* _Required task_: What follows is a set of entries. Repeat them exactly, but not their pictures.

* _Record list_:
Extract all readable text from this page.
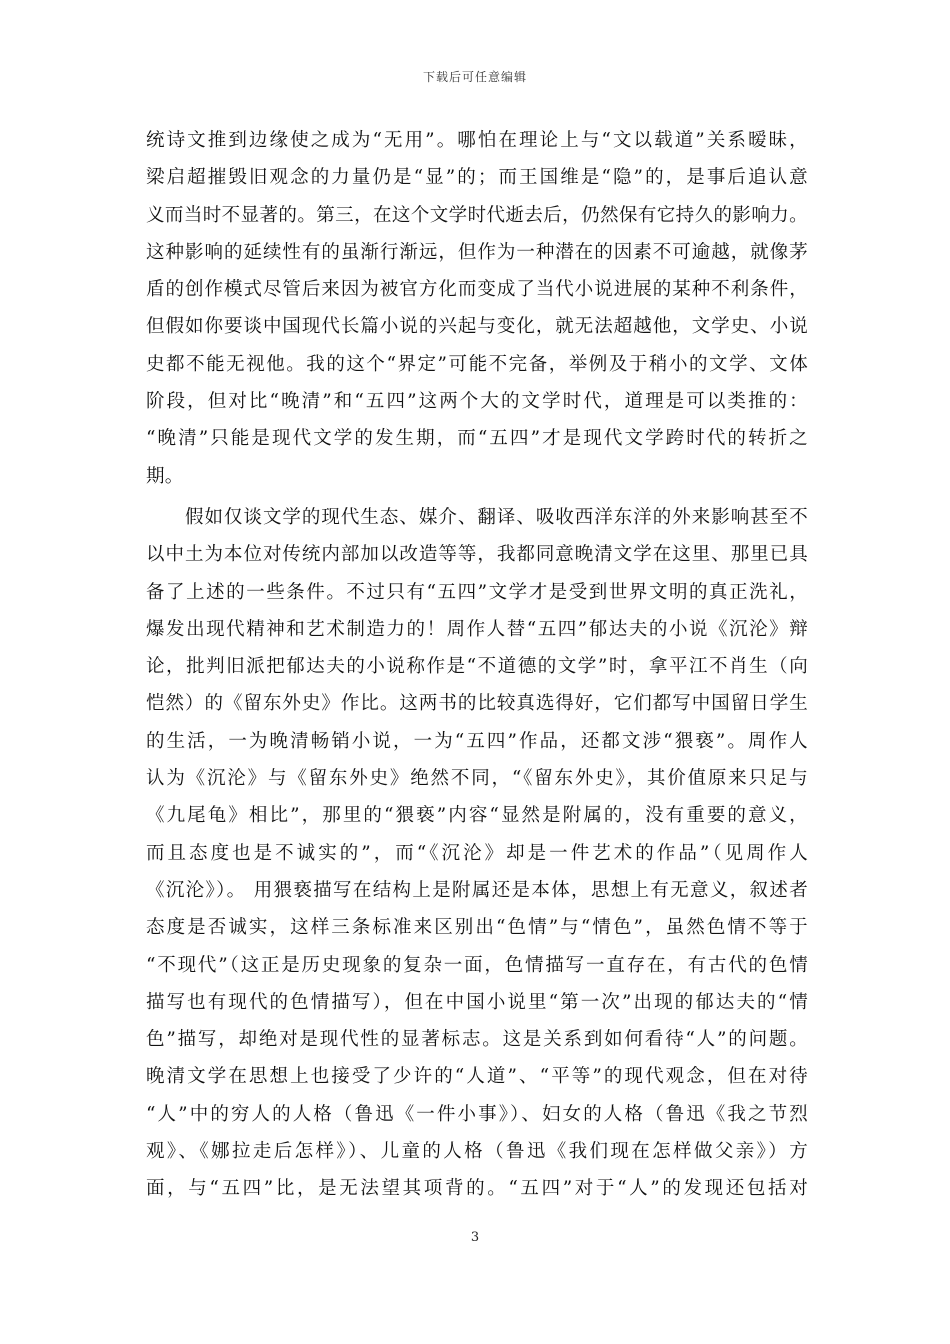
下载后可任意编辑
统诗文推到边缘使之成为“无用”。哪怕在理论上与“文以载道”关系暧昧，
梁启超摧毁旧观念的力量仍是“显”的；而王国维是“隐”的，是事后追认意
义而当时不显著的。第三，在这个文学时代逝去后，仍然保有它持久的影响力。
这种影响的延续性有的虽渐行渐远，但作为一种潜在的因素不可逾越，就像茅
盾的创作模式尽管后来因为被官方化而变成了当代小说进展的某种不利条件，
但假如你要谈中国现代长篇小说的兴起与变化，就无法超越他，文学史、小说
史都不能无视他。我的这个“界定”可能不完备，举例及于稍小的文学、文体
阶段，但对比“晚清”和“五四”这两个大的文学时代，道理是可以类推的：
“晚清”只能是现代文学的发生期，而“五四”才是现代文学跨时代的转折之
期。
　　假如仅谈文学的现代生态、媒介、翻译、吸收西洋东洋的外来影响甚至不
以中土为本位对传统内部加以改造等等，我都同意晚清文学在这里、那里已具
备了上述的一些条件。不过只有“五四”文学才是受到世界文明的真正洗礼，
爆发出现代精神和艺术制造力的！周作人替“五四”郁达夫的小说《沉沦》辩
论，批判旧派把郁达夫的小说称作是“不道德的文学”时，拿平江不肖生（向
恺然）的《留东外史》作比。这两书的比较真选得好，它们都写中国留日学生
的生活，一为晚清畅销小说，一为“五四”作品，还都文涉“猥亵”。周作人
认为《沉沦》与《留东外史》绝然不同，“《留东外史》，其价值原来只足与
《九尾龟》相比”，那里的“猥亵”内容“显然是附属的，没有重要的意义，
而且态度也是不诚实的”，而“《沉沦》却是一件艺术的作品”（见周作人
《沉沦》）。 用猥亵描写在结构上是附属还是本体，思想上有无意义，叙述者
态度是否诚实，这样三条标准来区别出“色情”与“情色”，虽然色情不等于
“不现代”（这正是历史现象的复杂一面，色情描写一直存在，有古代的色情
描写也有现代的色情描写），但在中国小说里“第一次”出现的郁达夫的“情
色”描写，却绝对是现代性的显著标志。这是关系到如何看待“人”的问题。
晚清文学在思想上也接受了少许的“人道”、“平等”的现代观念，但在对待
“人”中的穷人的人格（鲁迅《一件小事》）、妇女的人格（鲁迅《我之节烈
观》、《娜拉走后怎样》）、儿童的人格（鲁迅《我们现在怎样做父亲》）方
面，与“五四”比，是无法望其项背的。“五四”对于“人”的发现还包括对
3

* _Final result_:
Extract all readable text from this page.
下载后可任意编辑
统诗文推到边缘使之成为“无用”。哪怕在理论上与“文以载道”关系暧昧，
梁启超摧毁旧观念的力量仍是“显”的；而王国维是“隐”的，是事后追认意
义而当时不显著的。第三，在这个文学时代逝去后，仍然保有它持久的影响力。
这种影响的延续性有的虽渐行渐远，但作为一种潜在的因素不可逾越，就像茅
盾的创作模式尽管后来因为被官方化而变成了当代小说进展的某种不利条件，
但假如你要谈中国现代长篇小说的兴起与变化，就无法超越他，文学史、小说
史都不能无视他。我的这个“界定”可能不完备，举例及于稍小的文学、文体
阶段，但对比“晚清”和“五四”这两个大的文学时代，道理是可以类推的：
“晚清”只能是现代文学的发生期，而“五四”才是现代文学跨时代的转折之
期。
　　假如仅谈文学的现代生态、媒介、翻译、吸收西洋东洋的外来影响甚至不
以中土为本位对传统内部加以改造等等，我都同意晚清文学在这里、那里已具
备了上述的一些条件。不过只有“五四”文学才是受到世界文明的真正洗礼，
爆发出现代精神和艺术制造力的！周作人替“五四”郁达夫的小说《沉沦》辩
论，批判旧派把郁达夫的小说称作是“不道德的文学”时，拿平江不肖生（向
恺然）的《留东外史》作比。这两书的比较真选得好，它们都写中国留日学生
的生活，一为晚清畅销小说，一为“五四”作品，还都文涉“猥亵”。周作人
认为《沉沦》与《留东外史》绝然不同，“《留东外史》，其价值原来只足与
《九尾龟》相比”，那里的“猥亵”内容“显然是附属的，没有重要的意义，
而且态度也是不诚实的”，而“《沉沦》却是一件艺术的作品”（见周作人
《沉沦》）。 用猥亵描写在结构上是附属还是本体，思想上有无意义，叙述者
态度是否诚实，这样三条标准来区别出“色情”与“情色”，虽然色情不等于
“不现代”（这正是历史现象的复杂一面，色情描写一直存在，有古代的色情
描写也有现代的色情描写），但在中国小说里“第一次”出现的郁达夫的“情
色”描写，却绝对是现代性的显著标志。这是关系到如何看待“人”的问题。
晚清文学在思想上也接受了少许的“人道”、“平等”的现代观念，但在对待
“人”中的穷人的人格（鲁迅《一件小事》）、妇女的人格（鲁迅《我之节烈
观》、《娜拉走后怎样》）、儿童的人格（鲁迅《我们现在怎样做父亲》）方
面，与“五四”比，是无法望其项背的。“五四”对于“人”的发现还包括对
3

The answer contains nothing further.